SHORT PROBLEM: Return each line containing the string "this".

Extracted data entries:
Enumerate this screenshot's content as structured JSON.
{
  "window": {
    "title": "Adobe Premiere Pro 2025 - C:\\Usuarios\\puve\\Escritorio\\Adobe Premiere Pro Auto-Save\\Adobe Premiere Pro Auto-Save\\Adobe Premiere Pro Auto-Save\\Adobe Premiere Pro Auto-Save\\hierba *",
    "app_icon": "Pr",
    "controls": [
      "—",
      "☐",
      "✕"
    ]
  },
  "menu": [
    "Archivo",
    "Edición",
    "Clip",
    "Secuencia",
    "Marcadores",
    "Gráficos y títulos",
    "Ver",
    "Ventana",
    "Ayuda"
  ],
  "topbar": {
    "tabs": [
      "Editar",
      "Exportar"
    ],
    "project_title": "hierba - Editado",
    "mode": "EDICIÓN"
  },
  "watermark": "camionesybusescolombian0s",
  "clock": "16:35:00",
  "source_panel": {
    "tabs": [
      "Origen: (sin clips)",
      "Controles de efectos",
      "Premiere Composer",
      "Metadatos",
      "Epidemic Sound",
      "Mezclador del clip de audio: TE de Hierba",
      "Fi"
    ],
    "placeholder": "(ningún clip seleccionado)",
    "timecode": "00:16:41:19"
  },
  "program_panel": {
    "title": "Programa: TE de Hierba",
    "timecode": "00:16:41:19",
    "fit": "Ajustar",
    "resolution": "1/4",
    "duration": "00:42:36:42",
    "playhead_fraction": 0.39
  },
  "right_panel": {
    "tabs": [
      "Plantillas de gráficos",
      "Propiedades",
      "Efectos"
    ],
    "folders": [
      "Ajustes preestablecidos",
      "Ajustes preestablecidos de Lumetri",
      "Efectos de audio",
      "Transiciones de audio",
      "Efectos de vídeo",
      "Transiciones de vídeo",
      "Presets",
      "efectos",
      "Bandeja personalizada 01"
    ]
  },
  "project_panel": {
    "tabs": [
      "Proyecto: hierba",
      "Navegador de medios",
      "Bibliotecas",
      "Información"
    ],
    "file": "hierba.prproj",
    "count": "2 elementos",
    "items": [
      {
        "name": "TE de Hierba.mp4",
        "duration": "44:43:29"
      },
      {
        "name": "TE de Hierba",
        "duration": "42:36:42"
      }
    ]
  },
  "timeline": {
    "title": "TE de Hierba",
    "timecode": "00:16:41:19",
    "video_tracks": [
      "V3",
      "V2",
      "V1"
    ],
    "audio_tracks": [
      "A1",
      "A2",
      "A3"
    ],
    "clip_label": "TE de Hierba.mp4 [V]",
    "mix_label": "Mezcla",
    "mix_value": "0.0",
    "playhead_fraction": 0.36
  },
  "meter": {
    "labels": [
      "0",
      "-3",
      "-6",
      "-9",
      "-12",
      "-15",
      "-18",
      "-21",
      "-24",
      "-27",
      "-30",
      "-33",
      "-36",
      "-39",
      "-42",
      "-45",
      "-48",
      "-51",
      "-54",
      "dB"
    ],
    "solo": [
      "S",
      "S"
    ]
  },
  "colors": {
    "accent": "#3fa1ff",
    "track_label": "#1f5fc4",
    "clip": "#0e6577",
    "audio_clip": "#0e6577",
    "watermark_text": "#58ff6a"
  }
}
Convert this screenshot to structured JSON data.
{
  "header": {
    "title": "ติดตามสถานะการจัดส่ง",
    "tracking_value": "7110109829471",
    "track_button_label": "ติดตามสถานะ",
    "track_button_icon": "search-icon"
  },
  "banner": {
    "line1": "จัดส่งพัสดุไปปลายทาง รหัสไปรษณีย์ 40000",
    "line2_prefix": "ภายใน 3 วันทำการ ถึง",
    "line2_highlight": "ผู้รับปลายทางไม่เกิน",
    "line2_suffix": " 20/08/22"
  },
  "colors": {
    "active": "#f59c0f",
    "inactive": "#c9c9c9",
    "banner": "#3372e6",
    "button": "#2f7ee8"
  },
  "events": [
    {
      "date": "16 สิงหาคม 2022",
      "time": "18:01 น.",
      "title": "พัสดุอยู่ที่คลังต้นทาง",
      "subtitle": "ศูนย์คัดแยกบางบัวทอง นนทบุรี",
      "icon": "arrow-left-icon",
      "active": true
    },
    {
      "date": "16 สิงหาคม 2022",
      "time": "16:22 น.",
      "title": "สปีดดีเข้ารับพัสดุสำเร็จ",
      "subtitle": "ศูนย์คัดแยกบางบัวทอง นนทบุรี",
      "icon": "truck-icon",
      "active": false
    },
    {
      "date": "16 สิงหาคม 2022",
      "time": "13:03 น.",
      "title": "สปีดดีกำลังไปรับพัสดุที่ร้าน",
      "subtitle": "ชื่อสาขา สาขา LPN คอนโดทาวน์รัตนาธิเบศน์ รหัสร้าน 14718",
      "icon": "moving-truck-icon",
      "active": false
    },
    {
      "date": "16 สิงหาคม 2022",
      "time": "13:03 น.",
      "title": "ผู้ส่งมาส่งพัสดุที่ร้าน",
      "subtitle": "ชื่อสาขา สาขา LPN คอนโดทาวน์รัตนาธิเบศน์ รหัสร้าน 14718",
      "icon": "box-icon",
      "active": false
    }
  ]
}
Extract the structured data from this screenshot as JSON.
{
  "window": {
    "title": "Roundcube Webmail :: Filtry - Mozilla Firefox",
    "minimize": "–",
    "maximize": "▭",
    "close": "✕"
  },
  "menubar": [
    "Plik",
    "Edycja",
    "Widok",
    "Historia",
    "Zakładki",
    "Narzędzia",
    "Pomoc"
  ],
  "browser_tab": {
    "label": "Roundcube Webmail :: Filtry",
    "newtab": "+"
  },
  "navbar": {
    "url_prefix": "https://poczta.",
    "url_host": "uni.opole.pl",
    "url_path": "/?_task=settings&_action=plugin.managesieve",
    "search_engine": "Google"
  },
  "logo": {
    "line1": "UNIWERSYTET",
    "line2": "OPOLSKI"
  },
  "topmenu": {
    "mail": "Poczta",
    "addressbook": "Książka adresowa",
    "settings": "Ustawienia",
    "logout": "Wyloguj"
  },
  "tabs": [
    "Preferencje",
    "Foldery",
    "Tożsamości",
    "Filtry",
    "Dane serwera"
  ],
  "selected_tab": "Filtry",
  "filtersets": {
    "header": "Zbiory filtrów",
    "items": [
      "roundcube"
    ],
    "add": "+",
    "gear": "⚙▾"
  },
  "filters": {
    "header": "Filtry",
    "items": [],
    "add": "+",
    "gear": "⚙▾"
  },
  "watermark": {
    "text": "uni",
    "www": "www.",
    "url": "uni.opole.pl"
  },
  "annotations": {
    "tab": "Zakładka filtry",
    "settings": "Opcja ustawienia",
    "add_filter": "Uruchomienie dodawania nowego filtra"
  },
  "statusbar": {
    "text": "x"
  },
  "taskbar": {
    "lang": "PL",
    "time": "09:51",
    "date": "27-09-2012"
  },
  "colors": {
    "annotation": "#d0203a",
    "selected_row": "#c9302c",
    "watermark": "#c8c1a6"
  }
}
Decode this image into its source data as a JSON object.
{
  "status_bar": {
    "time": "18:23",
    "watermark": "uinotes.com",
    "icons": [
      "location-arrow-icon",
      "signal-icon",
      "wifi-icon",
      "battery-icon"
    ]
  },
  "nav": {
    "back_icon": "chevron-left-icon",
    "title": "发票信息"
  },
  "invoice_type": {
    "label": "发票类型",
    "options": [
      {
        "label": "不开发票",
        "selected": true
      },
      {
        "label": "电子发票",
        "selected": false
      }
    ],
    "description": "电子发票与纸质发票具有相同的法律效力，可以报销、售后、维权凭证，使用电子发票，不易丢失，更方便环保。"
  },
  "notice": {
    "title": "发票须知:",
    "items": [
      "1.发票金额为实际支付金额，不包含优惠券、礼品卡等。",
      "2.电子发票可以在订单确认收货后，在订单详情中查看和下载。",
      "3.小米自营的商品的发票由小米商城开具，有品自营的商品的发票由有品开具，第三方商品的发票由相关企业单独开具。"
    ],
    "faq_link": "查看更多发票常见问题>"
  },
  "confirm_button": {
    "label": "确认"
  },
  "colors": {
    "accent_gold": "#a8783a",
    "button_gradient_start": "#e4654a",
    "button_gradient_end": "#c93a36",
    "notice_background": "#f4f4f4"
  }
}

CORRECT OUTPUT:
Enumerate this screenshot's content as structured JSON.
Convert this screenshot to structured JSON data.
Extract the structured data from this screenshot as JSON.
Decode this image into its source data as a JSON object.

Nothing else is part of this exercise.